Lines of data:
+ + + +
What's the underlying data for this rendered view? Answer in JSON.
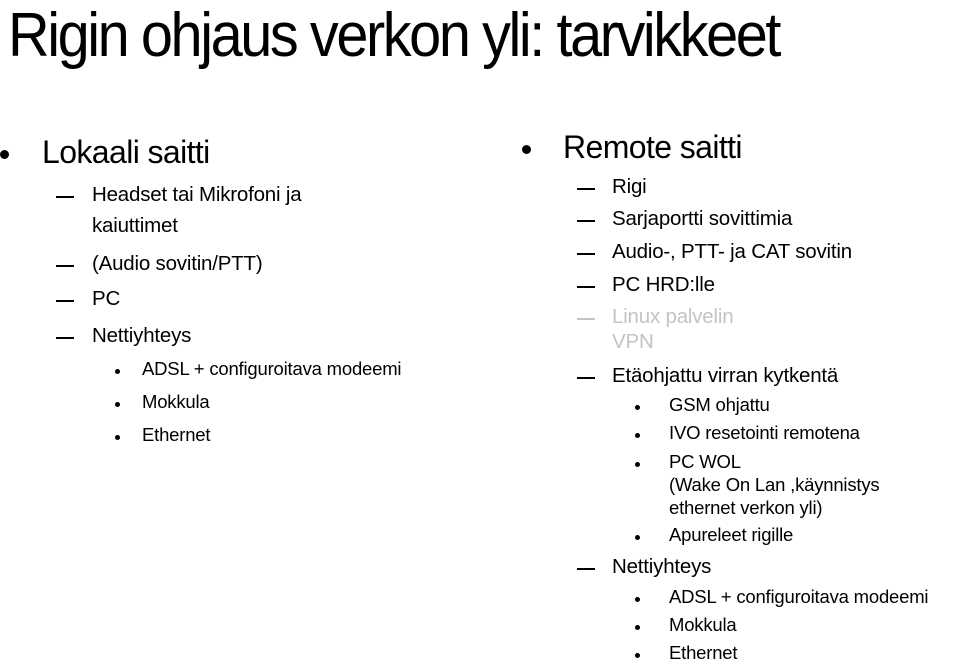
{
  "slide": {
    "title": "Rigin ohjaus verkon yli: tarvikkeet",
    "muted_color": "#c4c4c4",
    "left": {
      "heading": "Lokaali saitti",
      "items": [
        {
          "text": "Headset tai Mikrofoni ja",
          "continuation": "kaiuttimet"
        },
        {
          "text": "(Audio sovitin/PTT)"
        },
        {
          "text": "PC"
        },
        {
          "text": "Nettiyhteys",
          "subitems": [
            "ADSL + configuroitava modeemi",
            "Mokkula",
            "Ethernet"
          ]
        }
      ]
    },
    "right": {
      "heading": "Remote saitti",
      "items": [
        {
          "text": "Rigi"
        },
        {
          "text": "Sarjaportti sovittimia"
        },
        {
          "text": "Audio-,  PTT- ja CAT sovitin"
        },
        {
          "text": "PC HRD:lle"
        },
        {
          "text": "Linux palvelin",
          "continuation": "VPN",
          "muted": true
        },
        {
          "text": "Etäohjattu virran kytkentä",
          "subitems": [
            {
              "text": "GSM ohjattu"
            },
            {
              "text": "IVO resetointi remotena"
            },
            {
              "text": "PC WOL",
              "continuation": [
                "(Wake On Lan ,käynnistys",
                "ethernet verkon yli)"
              ]
            },
            {
              "text": "Apureleet rigille"
            }
          ]
        },
        {
          "text": "Nettiyhteys",
          "subitems": [
            "ADSL + configuroitava modeemi",
            "Mokkula",
            "Ethernet"
          ]
        }
      ]
    }
  }
}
+ + + +
• _What is asked_
Give every record back exactly as it reads, with no images.

• _The reply_
What's the underlying data for this rendered view? Answer in JSON.
{
  "slide": {
    "title": "Rigin ohjaus verkon yli: tarvikkeet",
    "muted_color": "#c4c4c4",
    "left": {
      "heading": "Lokaali saitti",
      "items": [
        {
          "text": "Headset tai Mikrofoni ja",
          "continuation": "kaiuttimet"
        },
        {
          "text": "(Audio sovitin/PTT)"
        },
        {
          "text": "PC"
        },
        {
          "text": "Nettiyhteys",
          "subitems": [
            "ADSL + configuroitava modeemi",
            "Mokkula",
            "Ethernet"
          ]
        }
      ]
    },
    "right": {
      "heading": "Remote saitti",
      "items": [
        {
          "text": "Rigi"
        },
        {
          "text": "Sarjaportti sovittimia"
        },
        {
          "text": "Audio-,  PTT- ja CAT sovitin"
        },
        {
          "text": "PC HRD:lle"
        },
        {
          "text": "Linux palvelin",
          "continuation": "VPN",
          "muted": true
        },
        {
          "text": "Etäohjattu virran kytkentä",
          "subitems": [
            {
              "text": "GSM ohjattu"
            },
            {
              "text": "IVO resetointi remotena"
            },
            {
              "text": "PC WOL",
              "continuation": [
                "(Wake On Lan ,käynnistys",
                "ethernet verkon yli)"
              ]
            },
            {
              "text": "Apureleet rigille"
            }
          ]
        },
        {
          "text": "Nettiyhteys",
          "subitems": [
            "ADSL + configuroitava modeemi",
            "Mokkula",
            "Ethernet"
          ]
        }
      ]
    }
  }
}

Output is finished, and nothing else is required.